• YOUR GOAL:
Without the images, print all the entries below exactly as given.

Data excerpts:
▼▼▼
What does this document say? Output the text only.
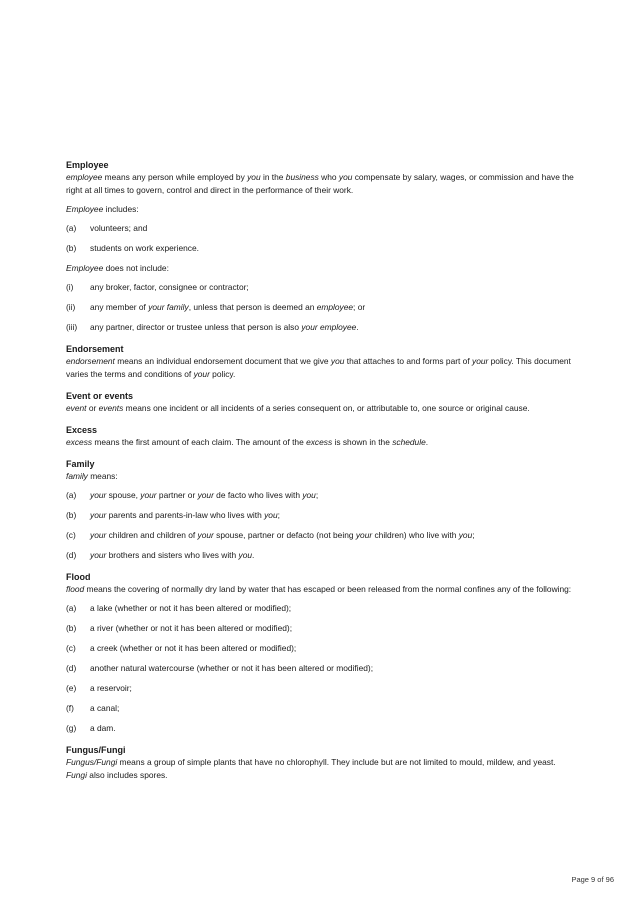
Employee
employee means any person while employed by you in the business who you compensate by salary, wages, or commission and have the right at all times to govern, control and direct in the performance of their work.
Employee includes:
(a)	volunteers; and
(b)	students on work experience.
Employee does not include:
(i)	any broker, factor, consignee or contractor;
(ii)	any member of your family, unless that person is deemed an employee; or
(iii)	any partner, director or trustee unless that person is also your employee.
Endorsement
endorsement means an individual endorsement document that we give you that attaches to and forms part of your policy. This document varies the terms and conditions of your policy.
Event or events
event or events means one incident or all incidents of a series consequent on, or attributable to, one source or original cause.
Excess
excess means the first amount of each claim. The amount of the excess is shown in the schedule.
Family
family means:
(a)	your spouse, your partner or your de facto who lives with you;
(b)	your parents and parents-in-law who lives with you;
(c)	your children and children of your spouse, partner or defacto (not being your children) who live with you;
(d)	your brothers and sisters who lives with you.
Flood
flood means the covering of normally dry land by water that has escaped or been released from the normal confines any of the following:
(a)	a lake (whether or not it has been altered or modified);
(b)	a river (whether or not it has been altered or modified);
(c)	a creek (whether or not it has been altered or modified);
(d)	another natural watercourse (whether or not it has been altered or modified);
(e)	a reservoir;
(f)	a canal;
(g)	a dam.
Fungus/Fungi
Fungus/Fungi means a group of simple plants that have no chlorophyll. They include but are not limited to mould, mildew, and yeast. Fungi also includes spores.
Page 9 of 96
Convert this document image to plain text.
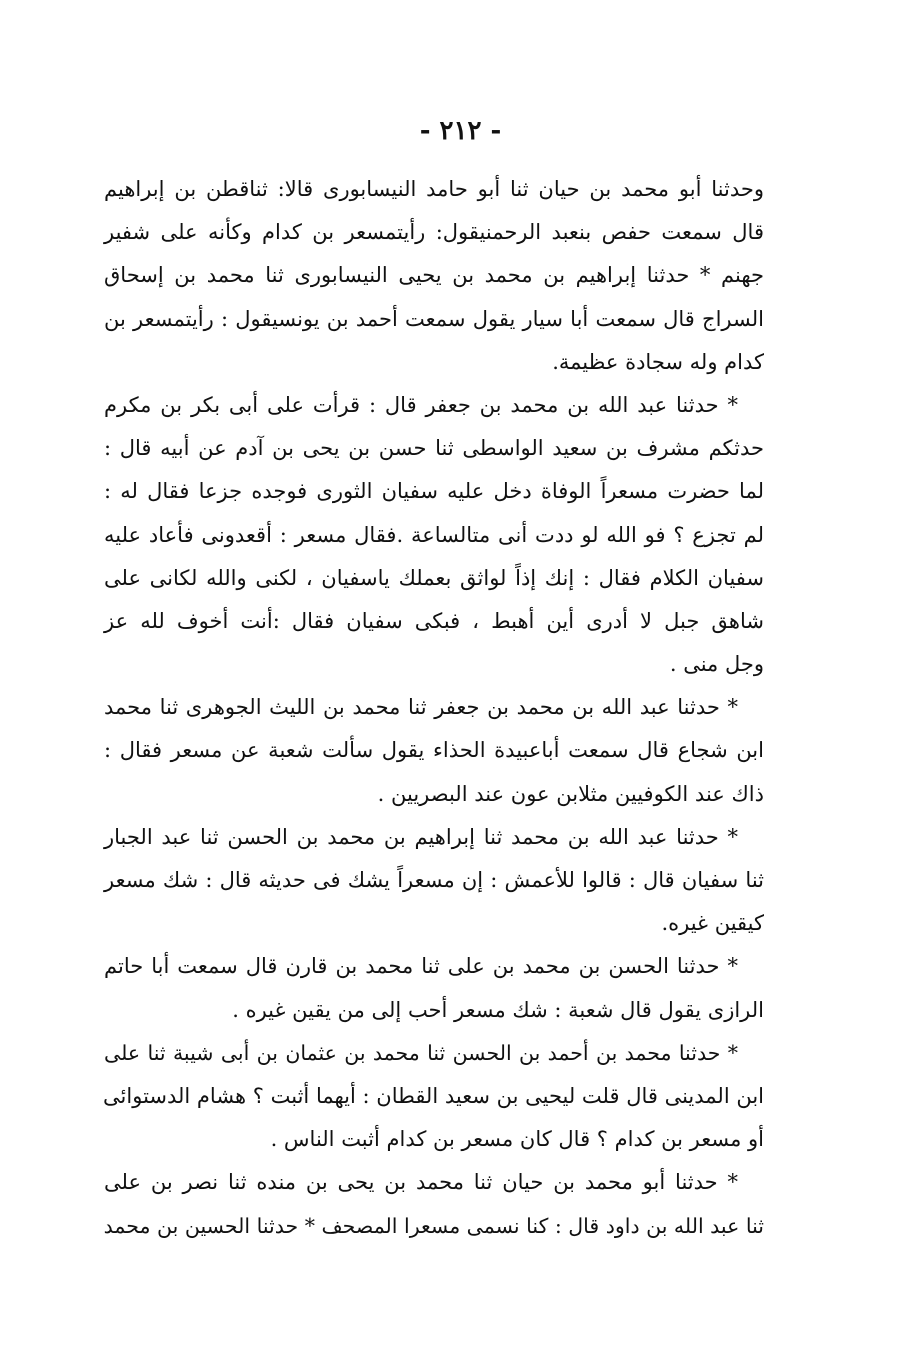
- ٢١٢ -
وحدثنا أبو محمد بن حيان ثنا أبو حامد النيسابورى قالا: ثناقطن بن إبراهيم
قال سمعت حفص بنعبد الرحمنيقول: رأيتمسعر بن كدام وكأنه على شفير
جهنم * حدثنا إبراهيم بن محمد بن يحيى النيسابورى ثنا محمد بن إسحاق
السراج قال سمعت أبا سيار يقول سمعت أحمد بن يونسيقول : رأيتمسعر بن
كدام وله سجادة عظيمة.
* حدثنا عبد الله بن محمد بن جعفر قال : قرأت على أبى بكر بن مكرم
حدثكم مشرف بن سعيد الواسطى ثنا حسن بن يحى بن آدم عن أبيه قال :
لما حضرت مسعراً الوفاة دخل عليه سفيان الثورى فوجده جزعا فقال له :
لم تجزع ؟ فو الله لو ددت أنى متالساعة .فقال مسعر : أقعدونى فأعاد عليه
سفيان الكلام فقال : إنك إذاً لواثق بعملك ياسفيان ، لكنى والله لكانى على
شاهق جبل لا أدرى أين أهبط ، فبكى سفيان فقال :أنت أخوف لله عز
وجل منى .
* حدثنا عبد الله بن محمد بن جعفر ثنا محمد بن الليث الجوهرى ثنا محمد
ابن شجاع قال سمعت أباعبيدة الحذاء يقول سألت شعبة عن مسعر فقال :
ذاك عند الكوفيين مثلابن عون عند البصريين .
* حدثنا عبد الله بن محمد ثنا إبراهيم بن محمد بن الحسن ثنا عبد الجبار
ثنا سفيان قال : قالوا للأعمش : إن مسعراً يشك فى حديثه قال : شك مسعر
كيقين غيره.
* حدثنا الحسن بن محمد بن على ثنا محمد بن قارن قال سمعت أبا حاتم
الرازى يقول قال شعبة : شك مسعر أحب إلى من يقين غيره .
* حدثنا محمد بن أحمد بن الحسن ثنا محمد بن عثمان بن أبى شيبة ثنا على
ابن المدينى قال قلت ليحيى بن سعيد القطان : أيهما أثبت ؟ هشام الدستوائى
أو مسعر بن كدام ؟ قال كان مسعر بن كدام أثبت الناس .
* حدثنا أبو محمد بن حيان ثنا محمد بن يحى بن منده ثنا نصر بن على
ثنا عبد الله بن داود قال : كنا نسمى مسعرا المصحف * حدثنا الحسين بن محمد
▲▲▲
• WRITTEN ANSWER:
What does this document say? Output the text only.
Employee
employee means any person while employed by you in the business who you compensate by salary, wages, or commission and have the right at all times to govern, control and direct in the performance of their work.
Employee includes:
(a)	volunteers; and
(b)	students on work experience.
Employee does not include:
(i)	any broker, factor, consignee or contractor;
(ii)	any member of your family, unless that person is deemed an employee; or
(iii)	any partner, director or trustee unless that person is also your employee.
Endorsement
endorsement means an individual endorsement document that we give you that attaches to and forms part of your policy. This document varies the terms and conditions of your policy.
Event or events
event or events means one incident or all incidents of a series consequent on, or attributable to, one source or original cause.
Excess
excess means the first amount of each claim. The amount of the excess is shown in the schedule.
Family
family means:
(a)	your spouse, your partner or your de facto who lives with you;
(b)	your parents and parents-in-law who lives with you;
(c)	your children and children of your spouse, partner or defacto (not being your children) who live with you;
(d)	your brothers and sisters who lives with you.
Flood
flood means the covering of normally dry land by water that has escaped or been released from the normal confines any of the following:
(a)	a lake (whether or not it has been altered or modified);
(b)	a river (whether or not it has been altered or modified);
(c)	a creek (whether or not it has been altered or modified);
(d)	another natural watercourse (whether or not it has been altered or modified);
(e)	a reservoir;
(f)	a canal;
(g)	a dam.
Fungus/Fungi
Fungus/Fungi means a group of simple plants that have no chlorophyll. They include but are not limited to mould, mildew, and yeast. Fungi also includes spores.
Page 9 of 96
Convert this document image to plain text.
- ٢١٢ -
وحدثنا أبو محمد بن حيان ثنا أبو حامد النيسابورى قالا: ثناقطن بن إبراهيم
قال سمعت حفص بنعبد الرحمنيقول: رأيتمسعر بن كدام وكأنه على شفير
جهنم * حدثنا إبراهيم بن محمد بن يحيى النيسابورى ثنا محمد بن إسحاق
السراج قال سمعت أبا سيار يقول سمعت أحمد بن يونسيقول : رأيتمسعر بن
كدام وله سجادة عظيمة.
* حدثنا عبد الله بن محمد بن جعفر قال : قرأت على أبى بكر بن مكرم
حدثكم مشرف بن سعيد الواسطى ثنا حسن بن يحى بن آدم عن أبيه قال :
لما حضرت مسعراً الوفاة دخل عليه سفيان الثورى فوجده جزعا فقال له :
لم تجزع ؟ فو الله لو ددت أنى متالساعة .فقال مسعر : أقعدونى فأعاد عليه
سفيان الكلام فقال : إنك إذاً لواثق بعملك ياسفيان ، لكنى والله لكانى على
شاهق جبل لا أدرى أين أهبط ، فبكى سفيان فقال :أنت أخوف لله عز
وجل منى .
* حدثنا عبد الله بن محمد بن جعفر ثنا محمد بن الليث الجوهرى ثنا محمد
ابن شجاع قال سمعت أباعبيدة الحذاء يقول سألت شعبة عن مسعر فقال :
ذاك عند الكوفيين مثلابن عون عند البصريين .
* حدثنا عبد الله بن محمد ثنا إبراهيم بن محمد بن الحسن ثنا عبد الجبار
ثنا سفيان قال : قالوا للأعمش : إن مسعراً يشك فى حديثه قال : شك مسعر
كيقين غيره.
* حدثنا الحسن بن محمد بن على ثنا محمد بن قارن قال سمعت أبا حاتم
الرازى يقول قال شعبة : شك مسعر أحب إلى من يقين غيره .
* حدثنا محمد بن أحمد بن الحسن ثنا محمد بن عثمان بن أبى شيبة ثنا على
ابن المدينى قال قلت ليحيى بن سعيد القطان : أيهما أثبت ؟ هشام الدستوائى
أو مسعر بن كدام ؟ قال كان مسعر بن كدام أثبت الناس .
* حدثنا أبو محمد بن حيان ثنا محمد بن يحى بن منده ثنا نصر بن على
ثنا عبد الله بن داود قال : كنا نسمى مسعرا المصحف * حدثنا الحسين بن محمد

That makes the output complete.